PROBLEM:
Below are some records; reproduce every one of them exactly.

Collected data entries
○ ○ ○

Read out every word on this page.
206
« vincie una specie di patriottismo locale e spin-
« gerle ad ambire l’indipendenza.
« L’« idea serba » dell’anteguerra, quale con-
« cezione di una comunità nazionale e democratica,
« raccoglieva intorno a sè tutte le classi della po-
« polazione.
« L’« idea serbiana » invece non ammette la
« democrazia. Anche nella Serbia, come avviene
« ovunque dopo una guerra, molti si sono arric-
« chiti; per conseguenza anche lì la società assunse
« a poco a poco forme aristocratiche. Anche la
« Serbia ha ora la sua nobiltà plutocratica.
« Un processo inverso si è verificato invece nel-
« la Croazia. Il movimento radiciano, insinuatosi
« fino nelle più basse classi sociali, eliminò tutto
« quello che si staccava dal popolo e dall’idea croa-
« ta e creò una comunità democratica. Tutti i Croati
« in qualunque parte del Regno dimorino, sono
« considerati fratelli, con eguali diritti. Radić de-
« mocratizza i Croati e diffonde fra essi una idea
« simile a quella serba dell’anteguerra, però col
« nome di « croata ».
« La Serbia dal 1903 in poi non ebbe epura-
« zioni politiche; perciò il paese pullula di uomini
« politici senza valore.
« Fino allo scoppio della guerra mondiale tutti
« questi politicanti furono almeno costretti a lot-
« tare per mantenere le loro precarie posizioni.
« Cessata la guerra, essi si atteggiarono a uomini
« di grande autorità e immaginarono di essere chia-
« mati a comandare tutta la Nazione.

○ ○ ○

PROBLEM SOLUTION:
Read out every word on this page.
206
« vincie una specie di patriottismo locale e spin-
« gerle ad ambire l’indipendenza.
« L’« idea serba » dell’anteguerra, quale con-
« cezione di una comunità nazionale e democratica,
« raccoglieva intorno a sè tutte le classi della po-
« polazione.
« L’« idea serbiana » invece non ammette la
« democrazia. Anche nella Serbia, come avviene
« ovunque dopo una guerra, molti si sono arric-
« chiti; per conseguenza anche lì la società assunse
« a poco a poco forme aristocratiche. Anche la
« Serbia ha ora la sua nobiltà plutocratica.
« Un processo inverso si è verificato invece nel-
« la Croazia. Il movimento radiciano, insinuatosi
« fino nelle più basse classi sociali, eliminò tutto
« quello che si staccava dal popolo e dall’idea croa-
« ta e creò una comunità democratica. Tutti i Croati
« in qualunque parte del Regno dimorino, sono
« considerati fratelli, con eguali diritti. Radić de-
« mocratizza i Croati e diffonde fra essi una idea
« simile a quella serba dell’anteguerra, però col
« nome di « croata ».
« La Serbia dal 1903 in poi non ebbe epura-
« zioni politiche; perciò il paese pullula di uomini
« politici senza valore.
« Fino allo scoppio della guerra mondiale tutti
« questi politicanti furono almeno costretti a lot-
« tare per mantenere le loro precarie posizioni.
« Cessata la guerra, essi si atteggiarono a uomini
« di grande autorità e immaginarono di essere chia-
« mati a comandare tutta la Nazione.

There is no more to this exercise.